● LISTED ENTRIES
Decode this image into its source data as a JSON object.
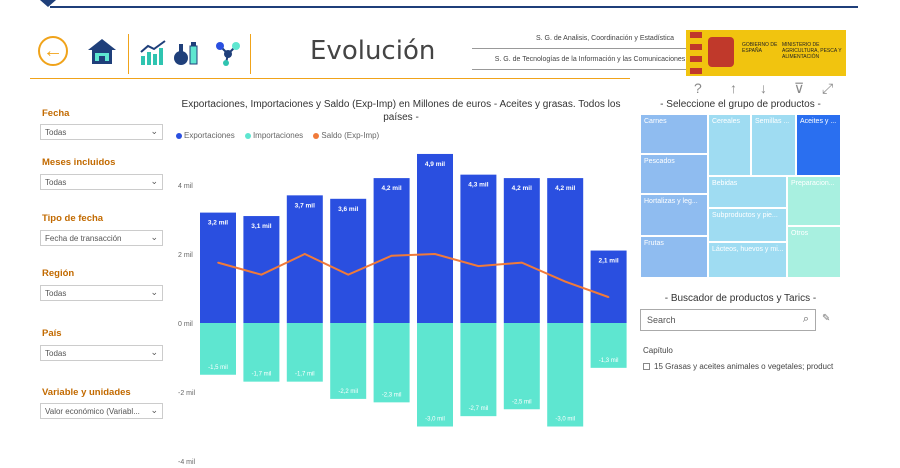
{
  "header": {
    "title": "Evolución",
    "org_line1": "S. G. de Analisis, Coordinación y Estadística",
    "org_line2": "S. G. de Tecnologías de la Información y las Comunicaciones",
    "logo_text_left": "GOBIERNO DE ESPAÑA",
    "logo_text_right": "MINISTERIO DE AGRICULTURA, PESCA Y ALIMENTACIÓN",
    "icons": [
      "back-arrow-icon",
      "home-icon",
      "trend-chart-icon",
      "lab-flasks-icon",
      "molecule-icon"
    ]
  },
  "toolbar": {
    "icons": [
      "help-icon",
      "arrow-up-icon",
      "arrow-down-icon",
      "filter-icon",
      "expand-icon"
    ],
    "glyphs": [
      "?",
      "↑",
      "↓",
      "⊽",
      "⤢"
    ]
  },
  "filters": [
    {
      "label": "Fecha",
      "value": "Todas"
    },
    {
      "label": "Meses incluidos",
      "value": "Todas"
    },
    {
      "label": "Tipo de fecha",
      "value": "Fecha de transacción"
    },
    {
      "label": "Región",
      "value": "Todas"
    },
    {
      "label": "País",
      "value": "Todas"
    },
    {
      "label": "Variable y unidades",
      "value": "Valor económico (Variabl..."
    }
  ],
  "chart_data": {
    "type": "bar",
    "title": "Exportaciones, Importaciones y Saldo (Exp-Imp) en Millones de euros - Aceites y grasas. Todos los países -",
    "series": [
      {
        "name": "Exportaciones",
        "color": "#2a4fe0",
        "values": [
          3.2,
          3.1,
          3.7,
          3.6,
          4.2,
          4.9,
          4.3,
          4.2,
          4.2,
          2.1
        ],
        "labels": [
          "3,2 mil",
          "3,1 mil",
          "3,7 mil",
          "3,6 mil",
          "4,2 mil",
          "4,9 mil",
          "4,3 mil",
          "4,2 mil",
          "4,2 mil",
          "2,1 mil"
        ]
      },
      {
        "name": "Importaciones",
        "color": "#5ee6d0",
        "values": [
          -1.5,
          -1.7,
          -1.7,
          -2.2,
          -2.3,
          -3.0,
          -2.7,
          -2.5,
          -3.0,
          -1.3
        ],
        "labels": [
          "-1,5 mil",
          "-1,7 mil",
          "-1,7 mil",
          "-2,2 mil",
          "-2,3 mil",
          "-3,0 mil",
          "-2,7 mil",
          "-2,5 mil",
          "-3,0 mil",
          "-1,3 mil"
        ]
      },
      {
        "name": "Saldo (Exp-Imp)",
        "color": "#f07a3a",
        "values": [
          1.75,
          1.4,
          2.0,
          1.4,
          1.95,
          2.0,
          1.65,
          1.75,
          1.2,
          0.75
        ]
      }
    ],
    "yticks": [
      "4 mil",
      "2 mil",
      "0 mil",
      "-2 mil",
      "-4 mil"
    ],
    "ylim": [
      -4,
      5
    ],
    "grid": false,
    "legend": "top-left"
  },
  "right_panel": {
    "group_title": "- Seleccione el grupo de productos -",
    "treemap": [
      "Carnes",
      "Pescados",
      "Hortalizas y leg...",
      "Frutas",
      "Cereales",
      "Semillas ...",
      "Aceites y ...",
      "Bebidas",
      "Subproductos y pie...",
      "Lácteos, huevos y mi...",
      "Preparacion...",
      "Otros"
    ],
    "search_title": "- Buscador de productos y Tarics -",
    "search_placeholder": "Search",
    "capitulo_label": "Capítulo",
    "capitulo_item": "15 Grasas y aceites animales o vegetales; product"
  }
}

● TASK GOAL
Each entry above should be reproduced exactly, with the pictures removed.

● FINISHED TASK
Decode this image into its source data as a JSON object.
{
  "header": {
    "title": "Evolución",
    "org_line1": "S. G. de Analisis, Coordinación y Estadística",
    "org_line2": "S. G. de Tecnologías de la Información y las Comunicaciones",
    "logo_text_left": "GOBIERNO DE ESPAÑA",
    "logo_text_right": "MINISTERIO DE AGRICULTURA, PESCA Y ALIMENTACIÓN",
    "icons": [
      "back-arrow-icon",
      "home-icon",
      "trend-chart-icon",
      "lab-flasks-icon",
      "molecule-icon"
    ]
  },
  "toolbar": {
    "icons": [
      "help-icon",
      "arrow-up-icon",
      "arrow-down-icon",
      "filter-icon",
      "expand-icon"
    ],
    "glyphs": [
      "?",
      "↑",
      "↓",
      "⊽",
      "⤢"
    ]
  },
  "filters": [
    {
      "label": "Fecha",
      "value": "Todas"
    },
    {
      "label": "Meses incluidos",
      "value": "Todas"
    },
    {
      "label": "Tipo de fecha",
      "value": "Fecha de transacción"
    },
    {
      "label": "Región",
      "value": "Todas"
    },
    {
      "label": "País",
      "value": "Todas"
    },
    {
      "label": "Variable y unidades",
      "value": "Valor económico (Variabl..."
    }
  ],
  "chart_data": {
    "type": "bar",
    "title": "Exportaciones, Importaciones y Saldo (Exp-Imp) en Millones de euros - Aceites y grasas. Todos los países -",
    "series": [
      {
        "name": "Exportaciones",
        "color": "#2a4fe0",
        "values": [
          3.2,
          3.1,
          3.7,
          3.6,
          4.2,
          4.9,
          4.3,
          4.2,
          4.2,
          2.1
        ],
        "labels": [
          "3,2 mil",
          "3,1 mil",
          "3,7 mil",
          "3,6 mil",
          "4,2 mil",
          "4,9 mil",
          "4,3 mil",
          "4,2 mil",
          "4,2 mil",
          "2,1 mil"
        ]
      },
      {
        "name": "Importaciones",
        "color": "#5ee6d0",
        "values": [
          -1.5,
          -1.7,
          -1.7,
          -2.2,
          -2.3,
          -3.0,
          -2.7,
          -2.5,
          -3.0,
          -1.3
        ],
        "labels": [
          "-1,5 mil",
          "-1,7 mil",
          "-1,7 mil",
          "-2,2 mil",
          "-2,3 mil",
          "-3,0 mil",
          "-2,7 mil",
          "-2,5 mil",
          "-3,0 mil",
          "-1,3 mil"
        ]
      },
      {
        "name": "Saldo (Exp-Imp)",
        "color": "#f07a3a",
        "values": [
          1.75,
          1.4,
          2.0,
          1.4,
          1.95,
          2.0,
          1.65,
          1.75,
          1.2,
          0.75
        ]
      }
    ],
    "yticks": [
      "4 mil",
      "2 mil",
      "0 mil",
      "-2 mil",
      "-4 mil"
    ],
    "ylim": [
      -4,
      5
    ],
    "grid": false,
    "legend": "top-left"
  },
  "right_panel": {
    "group_title": "- Seleccione el grupo de productos -",
    "treemap": [
      "Carnes",
      "Pescados",
      "Hortalizas y leg...",
      "Frutas",
      "Cereales",
      "Semillas ...",
      "Aceites y ...",
      "Bebidas",
      "Subproductos y pie...",
      "Lácteos, huevos y mi...",
      "Preparacion...",
      "Otros"
    ],
    "search_title": "- Buscador de productos y Tarics -",
    "search_placeholder": "Search",
    "capitulo_label": "Capítulo",
    "capitulo_item": "15 Grasas y aceites animales o vegetales; product"
  }
}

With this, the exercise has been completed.